PAGE TEXT:
===
NewsCovering Colorado

Actions

Coloradans book Airbnb’s in Ukraine to donate directly to hosts

AIR BNB.PNG
Posted at 6:20 PM, Mar 08, 2022
and last updated 2022-03-08 23:29:32-05

SOUTHERN COLORADO — As Russia's invasion continues, Americans have come up with a creative way to get funds directly to Ukrainians — booking airbnbs in Ukraine that they don't intend to use.

The growing trend started a few days ago with people across the country booking stays and sharing social media posts urging others to do the same.

Airbnb says 61,000 nights have been booked in Ukraine, including 34,000 nights by U.S. guests.

"Being compassionate and empathetic, I just really wanted to help. I saw this trending on Instagram, and it was already 48 hours in and the CEO shared they already said they had 61,000 nights booked," said Dusti Bosworth.

She booked a stay in Cherkasy, Ukraine with no intention of going there.

"The super affected areas had already been booked, and so I found a place that was on the east coast that had one of sooner days available," said Bosworth. "How incredible to be able to get these resources directly to the people that are needing them right now."

The small gesture is making a big impact on the hosts whose lives have been upended by war.

"It's really incredible with his country at war, he still responded almost immediately with gratitude, talked about how tears were running down his face, and said something I will never forget, the world will be saved by love," said Bosworth.

Bosworth isn't the only one joining in the grassroots effort to help Ukrainians.

"We'd been doing a lot of research on ways to help, and Laura came across this, as a way for money to go directly from us to them," said Erin O'Connell.

O'Connell and her wife booked a stay in a city away from Russian forces.
===
TASKS AND EXERCISES:
A – In the Airbnb article, retype the part that opens with the words containing "Coloradans book Airbnb’s" and closes with "said Dusti Bosworth.".
B – Does the Airbnb article support each statement? For each, answer yes or no and quote the deciding words. (i) U.S. guests account for 34,000 of the nights booked in Ukraine. (ii) Bosworth planned to travel to the place she booked in Cherkasy. (iii) O'Connell and her wife booked a stay in a city close to Russian forces.
The items that come next have no connection to the Airbnb article.
===
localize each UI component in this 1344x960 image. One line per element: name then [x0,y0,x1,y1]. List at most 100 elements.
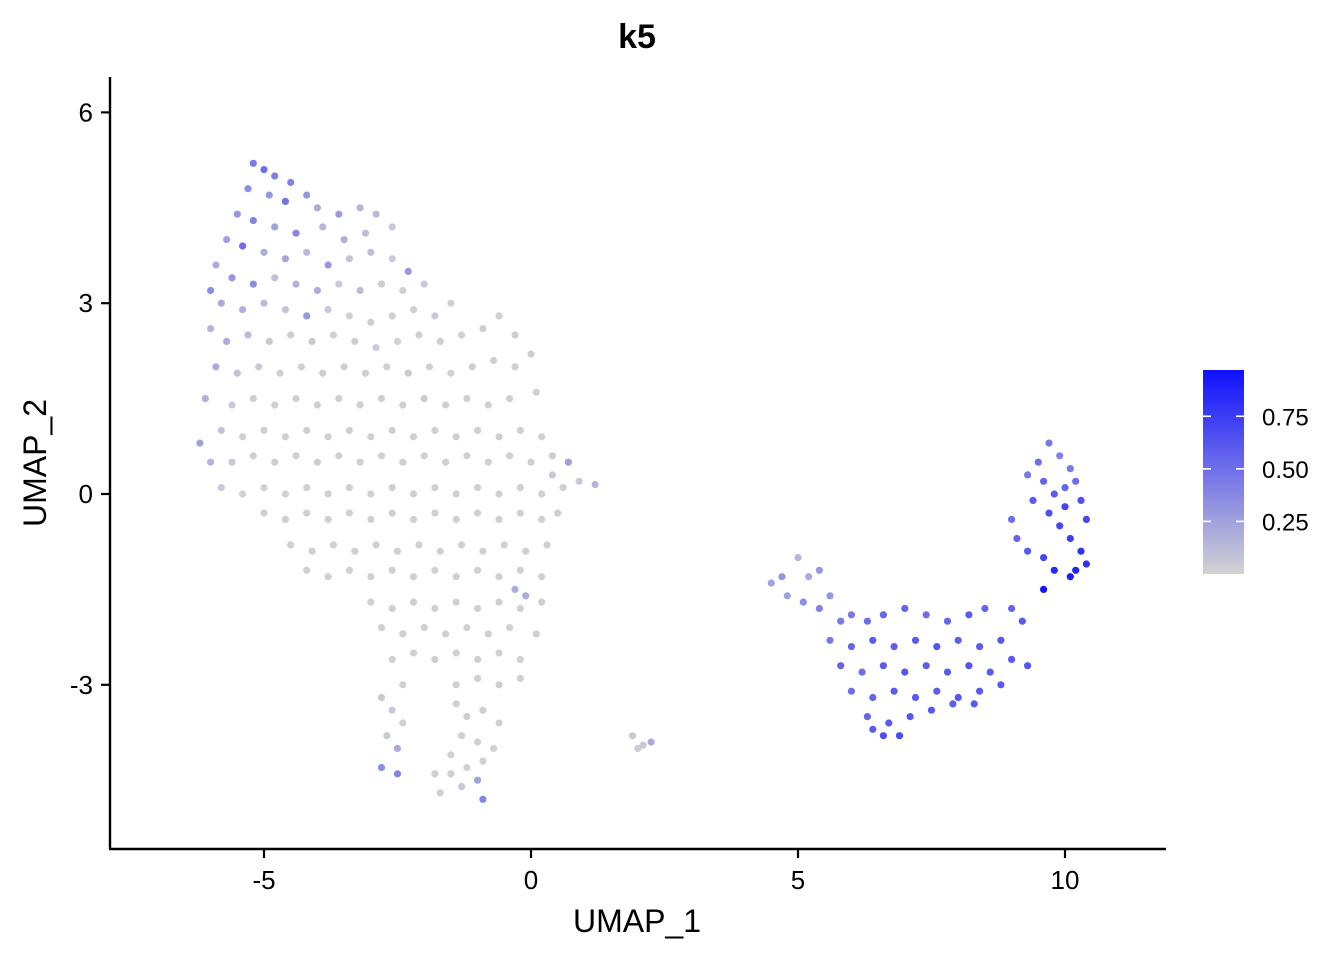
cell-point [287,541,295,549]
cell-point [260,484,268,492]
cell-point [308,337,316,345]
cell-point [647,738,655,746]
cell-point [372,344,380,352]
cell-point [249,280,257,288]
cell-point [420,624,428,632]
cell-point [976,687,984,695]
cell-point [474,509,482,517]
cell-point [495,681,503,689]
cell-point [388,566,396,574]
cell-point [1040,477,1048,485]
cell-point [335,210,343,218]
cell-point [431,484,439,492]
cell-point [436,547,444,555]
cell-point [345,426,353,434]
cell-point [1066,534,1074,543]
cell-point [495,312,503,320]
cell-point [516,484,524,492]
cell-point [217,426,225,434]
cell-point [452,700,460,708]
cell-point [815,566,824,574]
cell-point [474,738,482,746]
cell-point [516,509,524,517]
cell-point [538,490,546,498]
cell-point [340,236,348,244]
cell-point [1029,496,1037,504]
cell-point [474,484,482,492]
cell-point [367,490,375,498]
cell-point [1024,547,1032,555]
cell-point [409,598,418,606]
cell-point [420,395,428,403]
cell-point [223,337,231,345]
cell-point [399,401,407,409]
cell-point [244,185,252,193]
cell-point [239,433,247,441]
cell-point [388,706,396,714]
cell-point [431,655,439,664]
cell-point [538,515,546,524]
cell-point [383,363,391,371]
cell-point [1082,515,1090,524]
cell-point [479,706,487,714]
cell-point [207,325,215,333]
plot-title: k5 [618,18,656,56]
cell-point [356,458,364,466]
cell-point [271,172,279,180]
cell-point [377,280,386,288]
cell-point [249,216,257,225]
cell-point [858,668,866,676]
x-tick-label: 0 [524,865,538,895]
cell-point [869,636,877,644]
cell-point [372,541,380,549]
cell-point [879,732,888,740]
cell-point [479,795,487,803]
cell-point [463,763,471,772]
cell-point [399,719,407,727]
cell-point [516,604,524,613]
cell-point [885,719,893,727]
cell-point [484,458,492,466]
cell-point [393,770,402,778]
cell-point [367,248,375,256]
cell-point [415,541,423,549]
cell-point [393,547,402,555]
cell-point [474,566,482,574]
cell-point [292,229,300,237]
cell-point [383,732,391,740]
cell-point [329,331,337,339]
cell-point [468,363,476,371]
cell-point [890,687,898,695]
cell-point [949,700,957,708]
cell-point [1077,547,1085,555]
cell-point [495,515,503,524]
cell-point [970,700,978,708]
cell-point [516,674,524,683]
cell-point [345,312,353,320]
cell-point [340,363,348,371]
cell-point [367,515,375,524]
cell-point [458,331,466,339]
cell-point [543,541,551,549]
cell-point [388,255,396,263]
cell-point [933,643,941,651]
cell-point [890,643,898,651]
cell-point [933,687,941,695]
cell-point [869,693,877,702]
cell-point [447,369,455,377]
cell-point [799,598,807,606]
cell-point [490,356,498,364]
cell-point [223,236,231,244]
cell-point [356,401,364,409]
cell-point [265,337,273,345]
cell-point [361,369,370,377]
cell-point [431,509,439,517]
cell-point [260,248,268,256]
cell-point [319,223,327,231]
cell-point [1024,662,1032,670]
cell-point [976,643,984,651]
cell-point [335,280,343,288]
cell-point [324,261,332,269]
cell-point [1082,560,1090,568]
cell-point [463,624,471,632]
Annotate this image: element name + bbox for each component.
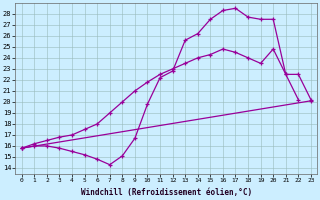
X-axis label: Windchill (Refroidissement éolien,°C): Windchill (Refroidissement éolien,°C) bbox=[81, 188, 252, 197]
===
ANSWERS GIVEN:
A –
Coloradans book Airbnb’s in Ukraine to donate directly to hosts

AIR BNB.PNG
Posted at 6:20 PM, Mar 08, 2022
and last updated 2022-03-08 23:29:32-05

SOUTHERN COLORADO — As Russia's invasion continues, Americans have come up with a creative way to get funds directly to Ukrainians — booking airbnbs in Ukraine that they don't intend to use.

The growing trend started a few days ago with people across the country booking stays and sharing social media posts urging others to do the same.

Airbnb says 61,000 nights have been booked in Ukraine, including 34,000 nights by U.S. guests.

"Being compassionate and empathetic, I just really wanted to help. I saw this trending on Instagram, and it was already 48 hours in and the CEO shared they already said they had 61,000 nights booked," said Dusti Bosworth.

B –
(i) Yes: "including 34,000 nights by U.S. guests."
(ii) No: "She booked a stay in Cherkasy, Ukraine with no intention of going there."
(iii) No: "O'Connell and her wife booked a stay in a city away from Russian forces."